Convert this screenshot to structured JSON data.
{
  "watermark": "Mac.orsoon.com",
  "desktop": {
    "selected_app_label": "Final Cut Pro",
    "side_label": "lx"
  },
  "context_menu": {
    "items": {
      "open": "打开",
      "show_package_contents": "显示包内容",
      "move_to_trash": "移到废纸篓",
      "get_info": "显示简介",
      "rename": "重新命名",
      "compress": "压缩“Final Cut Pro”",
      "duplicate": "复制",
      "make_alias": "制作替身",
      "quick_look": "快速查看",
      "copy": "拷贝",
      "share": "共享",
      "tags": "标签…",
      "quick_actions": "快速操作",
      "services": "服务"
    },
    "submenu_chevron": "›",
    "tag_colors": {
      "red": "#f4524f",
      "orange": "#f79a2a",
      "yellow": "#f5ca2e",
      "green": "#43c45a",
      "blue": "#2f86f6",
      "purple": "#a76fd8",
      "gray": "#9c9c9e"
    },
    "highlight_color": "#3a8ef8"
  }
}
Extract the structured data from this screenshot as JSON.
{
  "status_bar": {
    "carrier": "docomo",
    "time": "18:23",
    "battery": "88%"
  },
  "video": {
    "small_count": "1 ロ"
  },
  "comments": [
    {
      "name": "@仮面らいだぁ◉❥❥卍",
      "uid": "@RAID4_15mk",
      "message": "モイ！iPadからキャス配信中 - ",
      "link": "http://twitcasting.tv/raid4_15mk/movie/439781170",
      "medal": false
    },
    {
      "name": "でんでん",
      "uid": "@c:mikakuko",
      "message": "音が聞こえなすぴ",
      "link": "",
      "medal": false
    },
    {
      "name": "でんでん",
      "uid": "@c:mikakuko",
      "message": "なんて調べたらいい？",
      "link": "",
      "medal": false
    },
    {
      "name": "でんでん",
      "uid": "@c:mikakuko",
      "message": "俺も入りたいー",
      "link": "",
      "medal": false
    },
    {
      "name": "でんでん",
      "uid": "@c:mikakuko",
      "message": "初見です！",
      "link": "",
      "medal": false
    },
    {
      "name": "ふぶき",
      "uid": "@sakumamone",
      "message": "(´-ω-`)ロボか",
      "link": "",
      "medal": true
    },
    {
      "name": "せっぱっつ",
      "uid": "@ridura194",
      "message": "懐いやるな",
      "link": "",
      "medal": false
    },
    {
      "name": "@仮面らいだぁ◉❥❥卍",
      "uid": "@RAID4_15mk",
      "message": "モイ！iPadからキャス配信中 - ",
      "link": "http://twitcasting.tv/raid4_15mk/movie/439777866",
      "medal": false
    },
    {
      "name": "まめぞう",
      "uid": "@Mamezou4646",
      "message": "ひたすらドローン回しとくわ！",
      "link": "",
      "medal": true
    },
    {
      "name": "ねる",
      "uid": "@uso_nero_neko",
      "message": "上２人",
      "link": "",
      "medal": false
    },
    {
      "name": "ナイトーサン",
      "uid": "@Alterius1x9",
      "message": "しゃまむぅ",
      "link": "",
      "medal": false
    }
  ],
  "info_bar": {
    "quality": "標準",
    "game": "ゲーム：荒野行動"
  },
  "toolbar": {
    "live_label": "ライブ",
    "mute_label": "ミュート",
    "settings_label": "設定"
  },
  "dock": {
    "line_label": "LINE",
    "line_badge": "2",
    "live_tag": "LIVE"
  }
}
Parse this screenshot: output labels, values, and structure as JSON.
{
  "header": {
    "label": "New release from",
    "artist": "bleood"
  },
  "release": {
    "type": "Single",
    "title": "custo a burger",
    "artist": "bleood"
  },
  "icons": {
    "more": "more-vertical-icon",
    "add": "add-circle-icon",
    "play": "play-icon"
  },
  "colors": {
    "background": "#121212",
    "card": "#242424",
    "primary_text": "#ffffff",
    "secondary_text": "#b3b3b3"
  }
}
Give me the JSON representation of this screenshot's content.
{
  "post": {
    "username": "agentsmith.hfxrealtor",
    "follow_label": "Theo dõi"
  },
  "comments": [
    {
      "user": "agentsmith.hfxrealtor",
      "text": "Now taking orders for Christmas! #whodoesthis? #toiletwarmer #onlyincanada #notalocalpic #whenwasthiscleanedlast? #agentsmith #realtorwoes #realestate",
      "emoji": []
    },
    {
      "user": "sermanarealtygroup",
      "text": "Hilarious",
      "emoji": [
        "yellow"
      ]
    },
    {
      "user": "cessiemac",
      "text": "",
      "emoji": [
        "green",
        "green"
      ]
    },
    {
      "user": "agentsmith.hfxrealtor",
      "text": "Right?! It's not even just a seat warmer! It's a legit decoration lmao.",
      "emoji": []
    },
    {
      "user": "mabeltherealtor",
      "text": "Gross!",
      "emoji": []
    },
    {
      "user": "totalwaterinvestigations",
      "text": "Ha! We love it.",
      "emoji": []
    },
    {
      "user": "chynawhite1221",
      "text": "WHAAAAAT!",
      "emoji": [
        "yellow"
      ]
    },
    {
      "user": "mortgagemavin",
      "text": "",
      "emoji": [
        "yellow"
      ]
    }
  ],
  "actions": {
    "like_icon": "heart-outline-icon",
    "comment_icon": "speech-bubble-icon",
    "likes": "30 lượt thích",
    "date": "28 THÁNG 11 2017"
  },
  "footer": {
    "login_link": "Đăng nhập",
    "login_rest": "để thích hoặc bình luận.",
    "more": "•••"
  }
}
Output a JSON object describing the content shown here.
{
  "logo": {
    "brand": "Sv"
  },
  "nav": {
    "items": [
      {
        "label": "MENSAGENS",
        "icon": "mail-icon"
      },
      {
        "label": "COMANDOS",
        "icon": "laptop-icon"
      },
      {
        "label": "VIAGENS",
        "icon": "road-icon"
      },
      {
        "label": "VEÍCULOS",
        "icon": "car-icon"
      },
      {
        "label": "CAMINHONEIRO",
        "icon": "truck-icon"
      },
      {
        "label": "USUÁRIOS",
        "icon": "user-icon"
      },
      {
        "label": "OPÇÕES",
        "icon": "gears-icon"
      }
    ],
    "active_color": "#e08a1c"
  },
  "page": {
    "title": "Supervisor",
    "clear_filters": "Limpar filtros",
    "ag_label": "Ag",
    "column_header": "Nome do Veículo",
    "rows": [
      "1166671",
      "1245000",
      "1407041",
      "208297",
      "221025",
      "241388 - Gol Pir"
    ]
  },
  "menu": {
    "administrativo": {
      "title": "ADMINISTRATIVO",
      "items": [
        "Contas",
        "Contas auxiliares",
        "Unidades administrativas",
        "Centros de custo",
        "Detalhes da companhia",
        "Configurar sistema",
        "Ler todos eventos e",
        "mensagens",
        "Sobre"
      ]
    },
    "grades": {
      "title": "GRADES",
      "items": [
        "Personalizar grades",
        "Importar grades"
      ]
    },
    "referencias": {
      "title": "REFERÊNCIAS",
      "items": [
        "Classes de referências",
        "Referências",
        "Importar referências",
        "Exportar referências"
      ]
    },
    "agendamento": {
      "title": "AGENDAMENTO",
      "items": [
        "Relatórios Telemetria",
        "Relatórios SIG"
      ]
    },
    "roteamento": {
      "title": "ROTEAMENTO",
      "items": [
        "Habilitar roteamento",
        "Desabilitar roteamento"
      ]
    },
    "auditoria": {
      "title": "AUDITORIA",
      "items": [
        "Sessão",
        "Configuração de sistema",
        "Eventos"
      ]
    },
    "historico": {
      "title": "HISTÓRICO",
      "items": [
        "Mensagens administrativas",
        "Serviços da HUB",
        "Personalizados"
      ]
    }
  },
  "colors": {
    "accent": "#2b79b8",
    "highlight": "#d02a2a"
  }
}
***
WHAT NEEDS TO BE DONE: Reproduce the material in full, with no word added or dropped.

EXPECTED ANSWER:
Convert this screenshot to structured JSON data.
{
  "watermark": "Mac.orsoon.com",
  "desktop": {
    "selected_app_label": "Final Cut Pro",
    "side_label": "lx"
  },
  "context_menu": {
    "items": {
      "open": "打开",
      "show_package_contents": "显示包内容",
      "move_to_trash": "移到废纸篓",
      "get_info": "显示简介",
      "rename": "重新命名",
      "compress": "压缩“Final Cut Pro”",
      "duplicate": "复制",
      "make_alias": "制作替身",
      "quick_look": "快速查看",
      "copy": "拷贝",
      "share": "共享",
      "tags": "标签…",
      "quick_actions": "快速操作",
      "services": "服务"
    },
    "submenu_chevron": "›",
    "tag_colors": {
      "red": "#f4524f",
      "orange": "#f79a2a",
      "yellow": "#f5ca2e",
      "green": "#43c45a",
      "blue": "#2f86f6",
      "purple": "#a76fd8",
      "gray": "#9c9c9e"
    },
    "highlight_color": "#3a8ef8"
  }
}
Extract the structured data from this screenshot as JSON.
{
  "status_bar": {
    "carrier": "docomo",
    "time": "18:23",
    "battery": "88%"
  },
  "video": {
    "small_count": "1 ロ"
  },
  "comments": [
    {
      "name": "@仮面らいだぁ◉❥❥卍",
      "uid": "@RAID4_15mk",
      "message": "モイ！iPadからキャス配信中 - ",
      "link": "http://twitcasting.tv/raid4_15mk/movie/439781170",
      "medal": false
    },
    {
      "name": "でんでん",
      "uid": "@c:mikakuko",
      "message": "音が聞こえなすぴ",
      "link": "",
      "medal": false
    },
    {
      "name": "でんでん",
      "uid": "@c:mikakuko",
      "message": "なんて調べたらいい？",
      "link": "",
      "medal": false
    },
    {
      "name": "でんでん",
      "uid": "@c:mikakuko",
      "message": "俺も入りたいー",
      "link": "",
      "medal": false
    },
    {
      "name": "でんでん",
      "uid": "@c:mikakuko",
      "message": "初見です！",
      "link": "",
      "medal": false
    },
    {
      "name": "ふぶき",
      "uid": "@sakumamone",
      "message": "(´-ω-`)ロボか",
      "link": "",
      "medal": true
    },
    {
      "name": "せっぱっつ",
      "uid": "@ridura194",
      "message": "懐いやるな",
      "link": "",
      "medal": false
    },
    {
      "name": "@仮面らいだぁ◉❥❥卍",
      "uid": "@RAID4_15mk",
      "message": "モイ！iPadからキャス配信中 - ",
      "link": "http://twitcasting.tv/raid4_15mk/movie/439777866",
      "medal": false
    },
    {
      "name": "まめぞう",
      "uid": "@Mamezou4646",
      "message": "ひたすらドローン回しとくわ！",
      "link": "",
      "medal": true
    },
    {
      "name": "ねる",
      "uid": "@uso_nero_neko",
      "message": "上２人",
      "link": "",
      "medal": false
    },
    {
      "name": "ナイトーサン",
      "uid": "@Alterius1x9",
      "message": "しゃまむぅ",
      "link": "",
      "medal": false
    }
  ],
  "info_bar": {
    "quality": "標準",
    "game": "ゲーム：荒野行動"
  },
  "toolbar": {
    "live_label": "ライブ",
    "mute_label": "ミュート",
    "settings_label": "設定"
  },
  "dock": {
    "line_label": "LINE",
    "line_badge": "2",
    "live_tag": "LIVE"
  }
}
Parse this screenshot: output labels, values, and structure as JSON.
{
  "header": {
    "label": "New release from",
    "artist": "bleood"
  },
  "release": {
    "type": "Single",
    "title": "custo a burger",
    "artist": "bleood"
  },
  "icons": {
    "more": "more-vertical-icon",
    "add": "add-circle-icon",
    "play": "play-icon"
  },
  "colors": {
    "background": "#121212",
    "card": "#242424",
    "primary_text": "#ffffff",
    "secondary_text": "#b3b3b3"
  }
}
Give me the JSON representation of this screenshot's content.
{
  "post": {
    "username": "agentsmith.hfxrealtor",
    "follow_label": "Theo dõi"
  },
  "comments": [
    {
      "user": "agentsmith.hfxrealtor",
      "text": "Now taking orders for Christmas! #whodoesthis? #toiletwarmer #onlyincanada #notalocalpic #whenwasthiscleanedlast? #agentsmith #realtorwoes #realestate",
      "emoji": []
    },
    {
      "user": "sermanarealtygroup",
      "text": "Hilarious",
      "emoji": [
        "yellow"
      ]
    },
    {
      "user": "cessiemac",
      "text": "",
      "emoji": [
        "green",
        "green"
      ]
    },
    {
      "user": "agentsmith.hfxrealtor",
      "text": "Right?! It's not even just a seat warmer! It's a legit decoration lmao.",
      "emoji": []
    },
    {
      "user": "mabeltherealtor",
      "text": "Gross!",
      "emoji": []
    },
    {
      "user": "totalwaterinvestigations",
      "text": "Ha! We love it.",
      "emoji": []
    },
    {
      "user": "chynawhite1221",
      "text": "WHAAAAAT!",
      "emoji": [
        "yellow"
      ]
    },
    {
      "user": "mortgagemavin",
      "text": "",
      "emoji": [
        "yellow"
      ]
    }
  ],
  "actions": {
    "like_icon": "heart-outline-icon",
    "comment_icon": "speech-bubble-icon",
    "likes": "30 lượt thích",
    "date": "28 THÁNG 11 2017"
  },
  "footer": {
    "login_link": "Đăng nhập",
    "login_rest": "để thích hoặc bình luận.",
    "more": "•••"
  }
}
Output a JSON object describing the content shown here.
{
  "logo": {
    "brand": "Sv"
  },
  "nav": {
    "items": [
      {
        "label": "MENSAGENS",
        "icon": "mail-icon"
      },
      {
        "label": "COMANDOS",
        "icon": "laptop-icon"
      },
      {
        "label": "VIAGENS",
        "icon": "road-icon"
      },
      {
        "label": "VEÍCULOS",
        "icon": "car-icon"
      },
      {
        "label": "CAMINHONEIRO",
        "icon": "truck-icon"
      },
      {
        "label": "USUÁRIOS",
        "icon": "user-icon"
      },
      {
        "label": "OPÇÕES",
        "icon": "gears-icon"
      }
    ],
    "active_color": "#e08a1c"
  },
  "page": {
    "title": "Supervisor",
    "clear_filters": "Limpar filtros",
    "ag_label": "Ag",
    "column_header": "Nome do Veículo",
    "rows": [
      "1166671",
      "1245000",
      "1407041",
      "208297",
      "221025",
      "241388 - Gol Pir"
    ]
  },
  "menu": {
    "administrativo": {
      "title": "ADMINISTRATIVO",
      "items": [
        "Contas",
        "Contas auxiliares",
        "Unidades administrativas",
        "Centros de custo",
        "Detalhes da companhia",
        "Configurar sistema",
        "Ler todos eventos e",
        "mensagens",
        "Sobre"
      ]
    },
    "grades": {
      "title": "GRADES",
      "items": [
        "Personalizar grades",
        "Importar grades"
      ]
    },
    "referencias": {
      "title": "REFERÊNCIAS",
      "items": [
        "Classes de referências",
        "Referências",
        "Importar referências",
        "Exportar referências"
      ]
    },
    "agendamento": {
      "title": "AGENDAMENTO",
      "items": [
        "Relatórios Telemetria",
        "Relatórios SIG"
      ]
    },
    "roteamento": {
      "title": "ROTEAMENTO",
      "items": [
        "Habilitar roteamento",
        "Desabilitar roteamento"
      ]
    },
    "auditoria": {
      "title": "AUDITORIA",
      "items": [
        "Sessão",
        "Configuração de sistema",
        "Eventos"
      ]
    },
    "historico": {
      "title": "HISTÓRICO",
      "items": [
        "Mensagens administrativas",
        "Serviços da HUB",
        "Personalizados"
      ]
    }
  },
  "colors": {
    "accent": "#2b79b8",
    "highlight": "#d02a2a"
  }
}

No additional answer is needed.